Data extracted from a collection —

··········

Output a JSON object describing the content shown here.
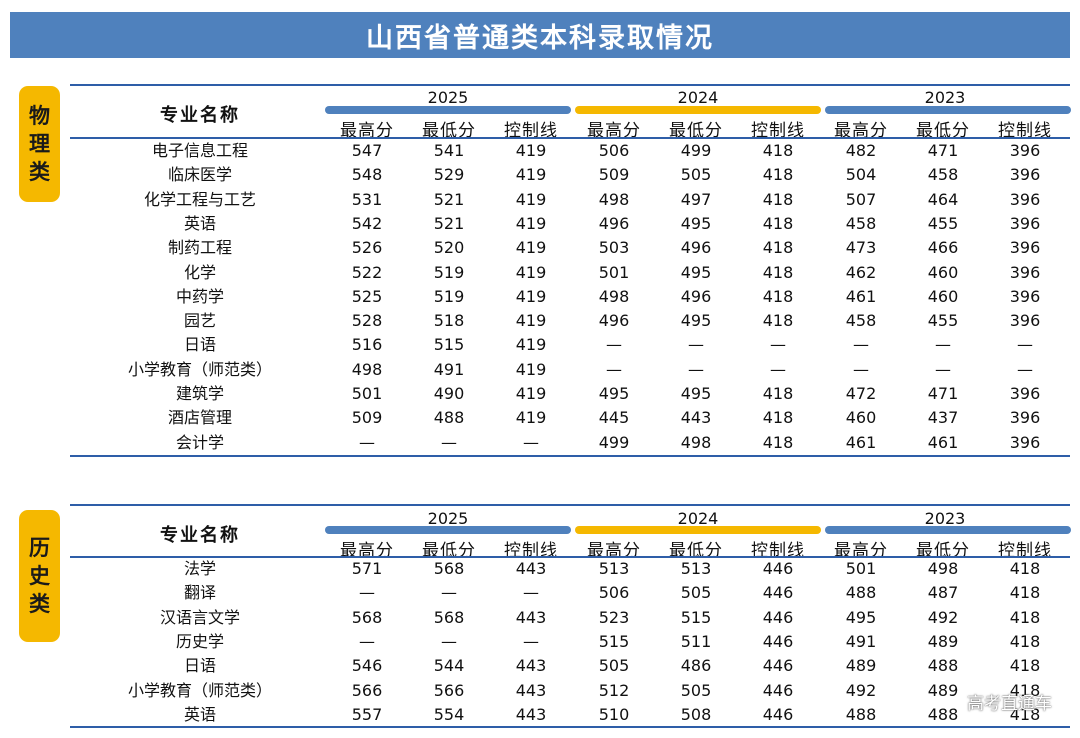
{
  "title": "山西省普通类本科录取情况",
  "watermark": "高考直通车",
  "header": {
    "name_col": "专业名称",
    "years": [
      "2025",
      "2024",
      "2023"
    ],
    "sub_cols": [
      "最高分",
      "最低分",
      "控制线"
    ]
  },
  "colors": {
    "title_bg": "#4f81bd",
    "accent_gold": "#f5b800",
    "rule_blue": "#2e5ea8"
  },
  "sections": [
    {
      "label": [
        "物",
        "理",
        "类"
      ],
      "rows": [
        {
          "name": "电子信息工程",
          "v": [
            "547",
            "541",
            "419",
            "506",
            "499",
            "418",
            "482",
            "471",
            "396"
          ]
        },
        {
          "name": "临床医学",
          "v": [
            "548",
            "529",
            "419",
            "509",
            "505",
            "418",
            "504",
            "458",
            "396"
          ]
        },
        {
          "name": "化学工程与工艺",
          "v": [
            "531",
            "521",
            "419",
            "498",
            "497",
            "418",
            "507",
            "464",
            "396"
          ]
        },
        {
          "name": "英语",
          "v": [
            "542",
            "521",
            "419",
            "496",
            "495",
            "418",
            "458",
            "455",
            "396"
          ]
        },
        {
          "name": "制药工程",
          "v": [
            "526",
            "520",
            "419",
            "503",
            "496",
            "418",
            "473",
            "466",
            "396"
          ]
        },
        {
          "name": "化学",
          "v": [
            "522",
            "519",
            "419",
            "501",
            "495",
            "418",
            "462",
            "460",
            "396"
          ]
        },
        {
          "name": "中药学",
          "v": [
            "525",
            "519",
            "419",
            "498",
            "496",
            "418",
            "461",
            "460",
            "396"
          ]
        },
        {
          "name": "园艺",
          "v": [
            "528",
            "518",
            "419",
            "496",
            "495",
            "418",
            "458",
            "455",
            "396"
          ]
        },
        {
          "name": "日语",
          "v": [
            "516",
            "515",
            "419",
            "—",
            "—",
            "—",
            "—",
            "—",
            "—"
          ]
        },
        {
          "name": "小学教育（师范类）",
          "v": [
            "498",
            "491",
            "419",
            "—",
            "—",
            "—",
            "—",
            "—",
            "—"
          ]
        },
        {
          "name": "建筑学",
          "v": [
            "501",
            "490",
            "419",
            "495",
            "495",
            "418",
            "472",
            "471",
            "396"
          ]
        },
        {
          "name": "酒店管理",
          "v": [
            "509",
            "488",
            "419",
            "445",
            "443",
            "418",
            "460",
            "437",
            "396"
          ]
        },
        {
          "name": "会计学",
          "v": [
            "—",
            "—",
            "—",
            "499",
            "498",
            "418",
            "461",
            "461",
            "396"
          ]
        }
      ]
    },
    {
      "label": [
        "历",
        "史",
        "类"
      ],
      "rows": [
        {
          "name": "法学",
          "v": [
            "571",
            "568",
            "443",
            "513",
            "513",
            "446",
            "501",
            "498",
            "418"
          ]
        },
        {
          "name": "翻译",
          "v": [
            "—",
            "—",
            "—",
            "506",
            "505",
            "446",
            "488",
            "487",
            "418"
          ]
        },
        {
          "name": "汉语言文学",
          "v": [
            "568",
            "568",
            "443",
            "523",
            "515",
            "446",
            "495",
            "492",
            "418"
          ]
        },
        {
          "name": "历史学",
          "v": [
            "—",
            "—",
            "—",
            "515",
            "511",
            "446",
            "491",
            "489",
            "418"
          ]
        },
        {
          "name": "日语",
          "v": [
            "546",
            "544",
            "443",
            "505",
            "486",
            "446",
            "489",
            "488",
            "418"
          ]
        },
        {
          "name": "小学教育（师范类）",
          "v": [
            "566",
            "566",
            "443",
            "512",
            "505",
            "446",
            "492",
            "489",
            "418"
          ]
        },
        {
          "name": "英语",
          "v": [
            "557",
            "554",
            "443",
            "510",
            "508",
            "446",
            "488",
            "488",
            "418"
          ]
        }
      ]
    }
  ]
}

··········

Work instructions — Leave out the pictures and give the rest of the records again exactly.

Response below —
Output a JSON object describing the content shown here.
{
  "title": "山西省普通类本科录取情况",
  "watermark": "高考直通车",
  "header": {
    "name_col": "专业名称",
    "years": [
      "2025",
      "2024",
      "2023"
    ],
    "sub_cols": [
      "最高分",
      "最低分",
      "控制线"
    ]
  },
  "colors": {
    "title_bg": "#4f81bd",
    "accent_gold": "#f5b800",
    "rule_blue": "#2e5ea8"
  },
  "sections": [
    {
      "label": [
        "物",
        "理",
        "类"
      ],
      "rows": [
        {
          "name": "电子信息工程",
          "v": [
            "547",
            "541",
            "419",
            "506",
            "499",
            "418",
            "482",
            "471",
            "396"
          ]
        },
        {
          "name": "临床医学",
          "v": [
            "548",
            "529",
            "419",
            "509",
            "505",
            "418",
            "504",
            "458",
            "396"
          ]
        },
        {
          "name": "化学工程与工艺",
          "v": [
            "531",
            "521",
            "419",
            "498",
            "497",
            "418",
            "507",
            "464",
            "396"
          ]
        },
        {
          "name": "英语",
          "v": [
            "542",
            "521",
            "419",
            "496",
            "495",
            "418",
            "458",
            "455",
            "396"
          ]
        },
        {
          "name": "制药工程",
          "v": [
            "526",
            "520",
            "419",
            "503",
            "496",
            "418",
            "473",
            "466",
            "396"
          ]
        },
        {
          "name": "化学",
          "v": [
            "522",
            "519",
            "419",
            "501",
            "495",
            "418",
            "462",
            "460",
            "396"
          ]
        },
        {
          "name": "中药学",
          "v": [
            "525",
            "519",
            "419",
            "498",
            "496",
            "418",
            "461",
            "460",
            "396"
          ]
        },
        {
          "name": "园艺",
          "v": [
            "528",
            "518",
            "419",
            "496",
            "495",
            "418",
            "458",
            "455",
            "396"
          ]
        },
        {
          "name": "日语",
          "v": [
            "516",
            "515",
            "419",
            "—",
            "—",
            "—",
            "—",
            "—",
            "—"
          ]
        },
        {
          "name": "小学教育（师范类）",
          "v": [
            "498",
            "491",
            "419",
            "—",
            "—",
            "—",
            "—",
            "—",
            "—"
          ]
        },
        {
          "name": "建筑学",
          "v": [
            "501",
            "490",
            "419",
            "495",
            "495",
            "418",
            "472",
            "471",
            "396"
          ]
        },
        {
          "name": "酒店管理",
          "v": [
            "509",
            "488",
            "419",
            "445",
            "443",
            "418",
            "460",
            "437",
            "396"
          ]
        },
        {
          "name": "会计学",
          "v": [
            "—",
            "—",
            "—",
            "499",
            "498",
            "418",
            "461",
            "461",
            "396"
          ]
        }
      ]
    },
    {
      "label": [
        "历",
        "史",
        "类"
      ],
      "rows": [
        {
          "name": "法学",
          "v": [
            "571",
            "568",
            "443",
            "513",
            "513",
            "446",
            "501",
            "498",
            "418"
          ]
        },
        {
          "name": "翻译",
          "v": [
            "—",
            "—",
            "—",
            "506",
            "505",
            "446",
            "488",
            "487",
            "418"
          ]
        },
        {
          "name": "汉语言文学",
          "v": [
            "568",
            "568",
            "443",
            "523",
            "515",
            "446",
            "495",
            "492",
            "418"
          ]
        },
        {
          "name": "历史学",
          "v": [
            "—",
            "—",
            "—",
            "515",
            "511",
            "446",
            "491",
            "489",
            "418"
          ]
        },
        {
          "name": "日语",
          "v": [
            "546",
            "544",
            "443",
            "505",
            "486",
            "446",
            "489",
            "488",
            "418"
          ]
        },
        {
          "name": "小学教育（师范类）",
          "v": [
            "566",
            "566",
            "443",
            "512",
            "505",
            "446",
            "492",
            "489",
            "418"
          ]
        },
        {
          "name": "英语",
          "v": [
            "557",
            "554",
            "443",
            "510",
            "508",
            "446",
            "488",
            "488",
            "418"
          ]
        }
      ]
    }
  ]
}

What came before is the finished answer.